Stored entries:
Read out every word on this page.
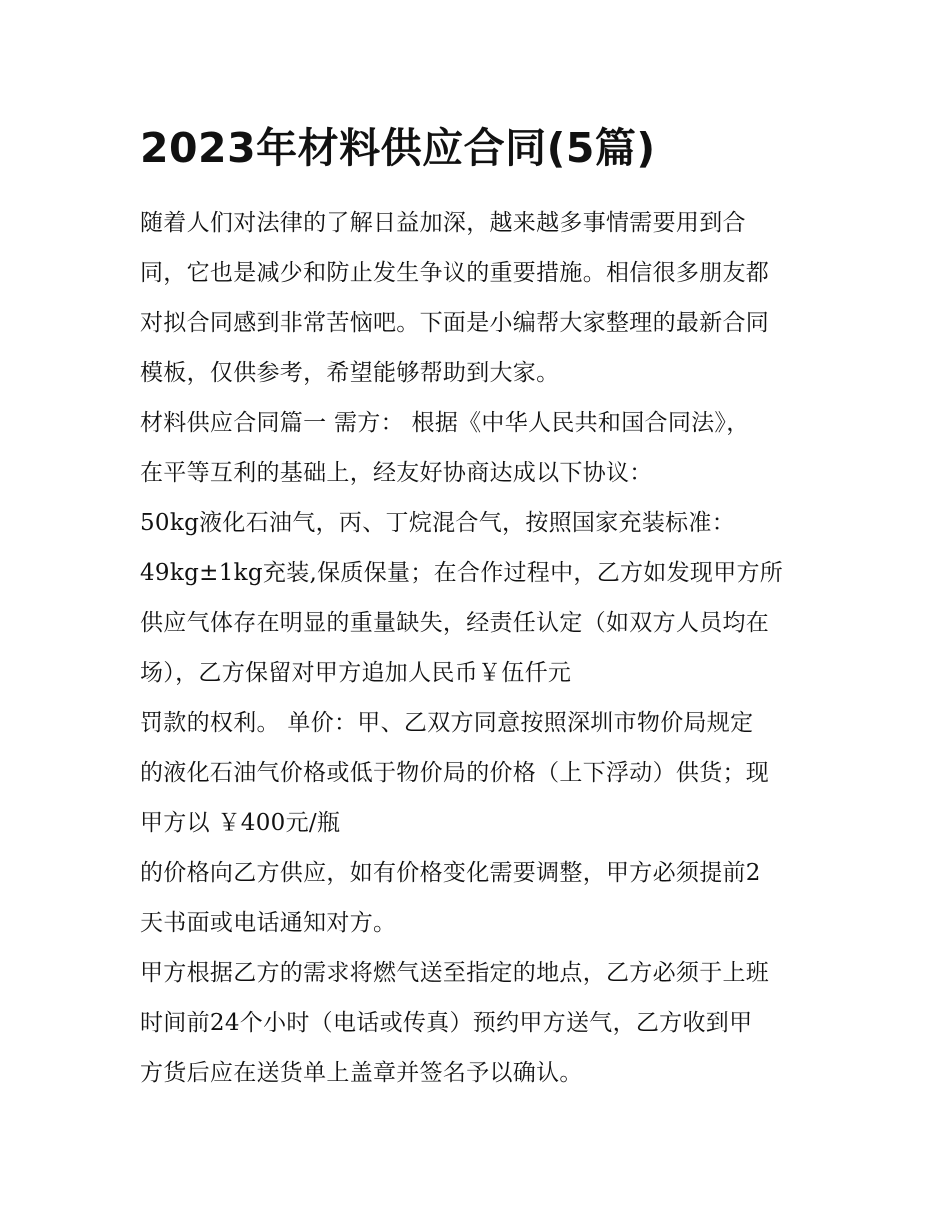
2023年材料供应合同(5篇)

随着人们对法律的了解日益加深，越来越多事情需要用到合
同，它也是减少和防止发生争议的重要措施。相信很多朋友都
对拟合同感到非常苦恼吧。下面是小编帮大家整理的最新合同
模板，仅供参考，希望能够帮助到大家。

材料供应合同篇一 需方： 根据《中华人民共和国合同法》，
在平等互利的基础上，经友好协商达成以下协议：

50kg液化石油气，丙、丁烷混合气，按照国家充装标准：
49kg±1kg充装,保质保量；在合作过程中，乙方如发现甲方所
供应气体存在明显的重量缺失，经责任认定（如双方人员均在
场），乙方保留对甲方追加人民币￥伍仟元
罚款的权利。 单价：甲、乙双方同意按照深圳市物价局规定
的液化石油气价格或低于物价局的价格（上下浮动）供货；现
甲方以 ￥400元/瓶
的价格向乙方供应，如有价格变化需要调整，甲方必须提前2
天书面或电话通知对方。

甲方根据乙方的需求将燃气送至指定的地点，乙方必须于上班
时间前24个小时（电话或传真）预约甲方送气，乙方收到甲
方货后应在送货单上盖章并签名予以确认。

Exercise:
Without the pictures, print the whole listing exactly as given.

Correct result:
Read out every word on this page.
2023年材料供应合同(5篇)

随着人们对法律的了解日益加深，越来越多事情需要用到合
同，它也是减少和防止发生争议的重要措施。相信很多朋友都
对拟合同感到非常苦恼吧。下面是小编帮大家整理的最新合同
模板，仅供参考，希望能够帮助到大家。

材料供应合同篇一 需方： 根据《中华人民共和国合同法》，
在平等互利的基础上，经友好协商达成以下协议：

50kg液化石油气，丙、丁烷混合气，按照国家充装标准：
49kg±1kg充装,保质保量；在合作过程中，乙方如发现甲方所
供应气体存在明显的重量缺失，经责任认定（如双方人员均在
场），乙方保留对甲方追加人民币￥伍仟元
罚款的权利。 单价：甲、乙双方同意按照深圳市物价局规定
的液化石油气价格或低于物价局的价格（上下浮动）供货；现
甲方以 ￥400元/瓶
的价格向乙方供应，如有价格变化需要调整，甲方必须提前2
天书面或电话通知对方。

甲方根据乙方的需求将燃气送至指定的地点，乙方必须于上班
时间前24个小时（电话或传真）预约甲方送气，乙方收到甲
方货后应在送货单上盖章并签名予以确认。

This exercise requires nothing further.